- Material shown:
▼

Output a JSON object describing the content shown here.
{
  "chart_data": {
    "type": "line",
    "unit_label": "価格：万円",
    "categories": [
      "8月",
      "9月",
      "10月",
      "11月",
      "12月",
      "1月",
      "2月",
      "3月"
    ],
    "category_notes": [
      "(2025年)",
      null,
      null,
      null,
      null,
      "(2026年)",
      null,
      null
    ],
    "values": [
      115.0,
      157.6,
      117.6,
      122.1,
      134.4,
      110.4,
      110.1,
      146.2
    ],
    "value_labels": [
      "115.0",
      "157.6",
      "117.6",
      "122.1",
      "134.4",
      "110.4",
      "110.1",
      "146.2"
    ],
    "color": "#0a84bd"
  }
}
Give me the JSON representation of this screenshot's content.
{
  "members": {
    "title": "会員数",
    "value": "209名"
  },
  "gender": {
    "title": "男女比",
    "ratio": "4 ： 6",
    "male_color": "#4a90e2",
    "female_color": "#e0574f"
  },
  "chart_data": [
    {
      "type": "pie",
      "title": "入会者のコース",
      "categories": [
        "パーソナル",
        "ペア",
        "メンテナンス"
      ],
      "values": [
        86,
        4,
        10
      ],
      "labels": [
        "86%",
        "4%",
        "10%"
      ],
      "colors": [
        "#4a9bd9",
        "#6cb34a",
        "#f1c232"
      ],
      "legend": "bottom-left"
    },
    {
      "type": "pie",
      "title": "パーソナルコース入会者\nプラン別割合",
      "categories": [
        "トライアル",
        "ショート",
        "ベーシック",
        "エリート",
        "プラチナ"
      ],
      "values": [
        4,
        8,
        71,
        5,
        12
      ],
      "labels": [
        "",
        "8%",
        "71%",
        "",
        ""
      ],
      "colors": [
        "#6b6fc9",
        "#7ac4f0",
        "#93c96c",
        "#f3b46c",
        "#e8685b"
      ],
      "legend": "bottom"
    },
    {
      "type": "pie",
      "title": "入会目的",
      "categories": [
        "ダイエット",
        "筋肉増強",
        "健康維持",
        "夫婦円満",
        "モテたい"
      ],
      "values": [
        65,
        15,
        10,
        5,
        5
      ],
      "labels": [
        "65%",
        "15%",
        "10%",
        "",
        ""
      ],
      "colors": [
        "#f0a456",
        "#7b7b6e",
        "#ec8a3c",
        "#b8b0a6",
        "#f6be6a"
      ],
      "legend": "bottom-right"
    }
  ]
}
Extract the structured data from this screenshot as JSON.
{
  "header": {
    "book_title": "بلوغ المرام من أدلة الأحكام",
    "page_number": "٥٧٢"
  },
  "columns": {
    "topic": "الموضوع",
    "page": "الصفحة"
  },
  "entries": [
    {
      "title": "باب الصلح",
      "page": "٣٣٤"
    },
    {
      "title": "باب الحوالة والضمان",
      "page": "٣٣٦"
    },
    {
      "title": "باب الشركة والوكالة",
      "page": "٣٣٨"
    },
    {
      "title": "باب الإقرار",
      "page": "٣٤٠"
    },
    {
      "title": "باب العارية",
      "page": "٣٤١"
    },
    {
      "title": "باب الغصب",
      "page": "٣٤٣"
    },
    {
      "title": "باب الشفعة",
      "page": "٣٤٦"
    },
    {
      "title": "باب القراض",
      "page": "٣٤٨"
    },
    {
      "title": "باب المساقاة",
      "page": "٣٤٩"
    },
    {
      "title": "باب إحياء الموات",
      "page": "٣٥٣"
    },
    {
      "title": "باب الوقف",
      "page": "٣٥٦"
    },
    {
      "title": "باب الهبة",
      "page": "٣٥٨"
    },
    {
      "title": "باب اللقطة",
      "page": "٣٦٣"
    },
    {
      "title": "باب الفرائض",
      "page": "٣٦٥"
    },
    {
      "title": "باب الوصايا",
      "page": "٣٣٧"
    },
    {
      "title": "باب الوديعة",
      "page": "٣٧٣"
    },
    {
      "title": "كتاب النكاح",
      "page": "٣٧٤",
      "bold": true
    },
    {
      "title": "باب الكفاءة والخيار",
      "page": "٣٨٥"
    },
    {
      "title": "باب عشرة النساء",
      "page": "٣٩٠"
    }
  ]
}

▲

- Instruction: Identify each line holding the string "bottom", and copy it out.

- Exercise result:
      "legend": "bottom-left"
      "legend": "bottom"
      "legend": "bottom-right"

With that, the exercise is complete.